#### [EXTRACTED DATA]
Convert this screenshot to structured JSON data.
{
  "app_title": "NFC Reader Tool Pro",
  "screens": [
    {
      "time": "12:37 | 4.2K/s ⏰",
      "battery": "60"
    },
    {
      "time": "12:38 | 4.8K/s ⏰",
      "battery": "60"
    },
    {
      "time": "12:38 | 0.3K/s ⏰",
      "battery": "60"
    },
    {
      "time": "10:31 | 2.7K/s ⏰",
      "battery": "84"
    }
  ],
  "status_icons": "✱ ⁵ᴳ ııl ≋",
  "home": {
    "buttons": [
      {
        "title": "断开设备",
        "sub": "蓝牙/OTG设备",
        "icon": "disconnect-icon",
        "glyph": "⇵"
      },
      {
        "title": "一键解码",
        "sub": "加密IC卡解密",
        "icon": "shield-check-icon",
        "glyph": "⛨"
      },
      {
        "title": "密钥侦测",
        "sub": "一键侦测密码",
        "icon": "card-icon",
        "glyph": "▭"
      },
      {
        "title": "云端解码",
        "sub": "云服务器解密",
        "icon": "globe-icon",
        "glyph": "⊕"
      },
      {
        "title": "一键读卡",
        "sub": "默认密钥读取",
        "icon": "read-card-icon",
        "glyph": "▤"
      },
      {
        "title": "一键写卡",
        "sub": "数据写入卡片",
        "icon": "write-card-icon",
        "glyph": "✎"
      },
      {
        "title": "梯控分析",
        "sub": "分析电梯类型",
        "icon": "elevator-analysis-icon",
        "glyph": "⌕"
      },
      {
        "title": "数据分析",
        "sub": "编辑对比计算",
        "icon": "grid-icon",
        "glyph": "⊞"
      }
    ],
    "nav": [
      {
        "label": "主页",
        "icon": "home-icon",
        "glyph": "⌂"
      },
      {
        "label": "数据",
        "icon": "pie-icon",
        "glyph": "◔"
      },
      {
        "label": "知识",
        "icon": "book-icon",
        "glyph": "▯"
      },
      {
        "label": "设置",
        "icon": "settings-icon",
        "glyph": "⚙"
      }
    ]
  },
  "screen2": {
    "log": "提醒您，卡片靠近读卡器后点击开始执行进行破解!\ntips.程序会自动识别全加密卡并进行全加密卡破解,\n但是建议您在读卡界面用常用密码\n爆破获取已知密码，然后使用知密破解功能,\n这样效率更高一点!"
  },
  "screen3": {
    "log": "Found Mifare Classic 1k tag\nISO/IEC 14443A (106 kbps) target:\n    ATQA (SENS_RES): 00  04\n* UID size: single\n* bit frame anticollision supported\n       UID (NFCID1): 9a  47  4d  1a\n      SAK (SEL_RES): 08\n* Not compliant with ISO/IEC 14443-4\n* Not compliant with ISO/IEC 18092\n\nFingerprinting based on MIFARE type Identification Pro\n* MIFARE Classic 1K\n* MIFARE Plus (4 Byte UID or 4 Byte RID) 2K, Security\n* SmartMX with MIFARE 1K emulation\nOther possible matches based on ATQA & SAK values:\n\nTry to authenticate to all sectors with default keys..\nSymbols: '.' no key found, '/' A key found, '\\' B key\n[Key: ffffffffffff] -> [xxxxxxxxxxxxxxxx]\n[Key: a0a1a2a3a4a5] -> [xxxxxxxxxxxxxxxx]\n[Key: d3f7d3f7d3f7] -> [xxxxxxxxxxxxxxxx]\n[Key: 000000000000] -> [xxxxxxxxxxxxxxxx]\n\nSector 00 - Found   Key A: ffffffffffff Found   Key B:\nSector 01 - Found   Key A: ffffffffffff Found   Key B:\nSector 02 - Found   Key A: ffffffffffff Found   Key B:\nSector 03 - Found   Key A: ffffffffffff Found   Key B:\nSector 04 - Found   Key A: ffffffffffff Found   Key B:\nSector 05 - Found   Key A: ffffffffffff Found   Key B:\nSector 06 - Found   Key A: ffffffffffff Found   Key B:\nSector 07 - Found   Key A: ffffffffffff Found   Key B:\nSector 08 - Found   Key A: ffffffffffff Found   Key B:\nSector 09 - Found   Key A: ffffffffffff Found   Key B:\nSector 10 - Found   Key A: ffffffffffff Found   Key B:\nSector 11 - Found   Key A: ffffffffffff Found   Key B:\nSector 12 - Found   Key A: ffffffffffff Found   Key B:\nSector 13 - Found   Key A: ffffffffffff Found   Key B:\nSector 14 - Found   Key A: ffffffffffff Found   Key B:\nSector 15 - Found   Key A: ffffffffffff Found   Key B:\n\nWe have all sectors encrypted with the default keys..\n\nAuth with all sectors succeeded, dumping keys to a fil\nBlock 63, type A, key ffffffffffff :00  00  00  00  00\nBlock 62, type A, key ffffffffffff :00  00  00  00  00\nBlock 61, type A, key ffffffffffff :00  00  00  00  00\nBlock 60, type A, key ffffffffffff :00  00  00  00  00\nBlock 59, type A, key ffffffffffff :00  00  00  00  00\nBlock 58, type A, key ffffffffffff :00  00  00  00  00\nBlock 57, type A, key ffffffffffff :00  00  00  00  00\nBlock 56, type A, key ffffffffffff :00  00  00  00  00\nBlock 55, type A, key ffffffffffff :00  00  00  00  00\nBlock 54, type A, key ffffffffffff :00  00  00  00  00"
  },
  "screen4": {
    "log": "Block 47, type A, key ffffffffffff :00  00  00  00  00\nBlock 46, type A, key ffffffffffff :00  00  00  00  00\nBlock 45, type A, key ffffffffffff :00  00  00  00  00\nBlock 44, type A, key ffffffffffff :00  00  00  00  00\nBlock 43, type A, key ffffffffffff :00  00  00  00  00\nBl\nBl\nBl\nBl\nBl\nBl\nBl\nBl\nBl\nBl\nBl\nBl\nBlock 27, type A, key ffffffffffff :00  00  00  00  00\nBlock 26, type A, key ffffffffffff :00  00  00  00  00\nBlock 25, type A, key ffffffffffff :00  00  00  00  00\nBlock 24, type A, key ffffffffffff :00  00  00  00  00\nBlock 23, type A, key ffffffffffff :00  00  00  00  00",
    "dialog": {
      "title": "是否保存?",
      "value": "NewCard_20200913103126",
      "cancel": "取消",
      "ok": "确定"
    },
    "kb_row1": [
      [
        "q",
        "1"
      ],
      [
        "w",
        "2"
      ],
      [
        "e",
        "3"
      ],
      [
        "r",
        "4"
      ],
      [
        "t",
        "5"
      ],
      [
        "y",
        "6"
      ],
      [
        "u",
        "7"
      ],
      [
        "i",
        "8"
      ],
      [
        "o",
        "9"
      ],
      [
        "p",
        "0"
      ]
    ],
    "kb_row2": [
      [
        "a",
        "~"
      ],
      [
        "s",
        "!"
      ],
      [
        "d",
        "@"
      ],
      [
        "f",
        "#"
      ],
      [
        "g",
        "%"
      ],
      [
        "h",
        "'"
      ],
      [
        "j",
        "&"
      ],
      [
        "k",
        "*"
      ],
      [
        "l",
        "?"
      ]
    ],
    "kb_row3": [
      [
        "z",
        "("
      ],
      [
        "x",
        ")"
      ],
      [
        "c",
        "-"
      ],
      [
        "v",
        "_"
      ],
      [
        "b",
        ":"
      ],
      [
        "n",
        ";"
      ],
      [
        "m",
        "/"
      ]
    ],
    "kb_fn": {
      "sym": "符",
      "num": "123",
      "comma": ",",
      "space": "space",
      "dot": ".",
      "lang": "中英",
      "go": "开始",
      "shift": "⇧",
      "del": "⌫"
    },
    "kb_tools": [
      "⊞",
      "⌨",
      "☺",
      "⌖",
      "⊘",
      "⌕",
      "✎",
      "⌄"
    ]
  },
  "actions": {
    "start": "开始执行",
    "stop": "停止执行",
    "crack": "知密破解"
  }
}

#### [REQUIRED TASK]
Check every line for "glyph" and show the ones that have it.

#### [FINAL ANSWER]
        "glyph": "⇵"
        "glyph": "⛨"
        "glyph": "▭"
        "glyph": "⊕"
        "glyph": "▤"
        "glyph": "✎"
        "glyph": "⌕"
        "glyph": "⊞"
        "glyph": "⌂"
        "glyph": "◔"
        "glyph": "▯"
        "glyph": "⚙"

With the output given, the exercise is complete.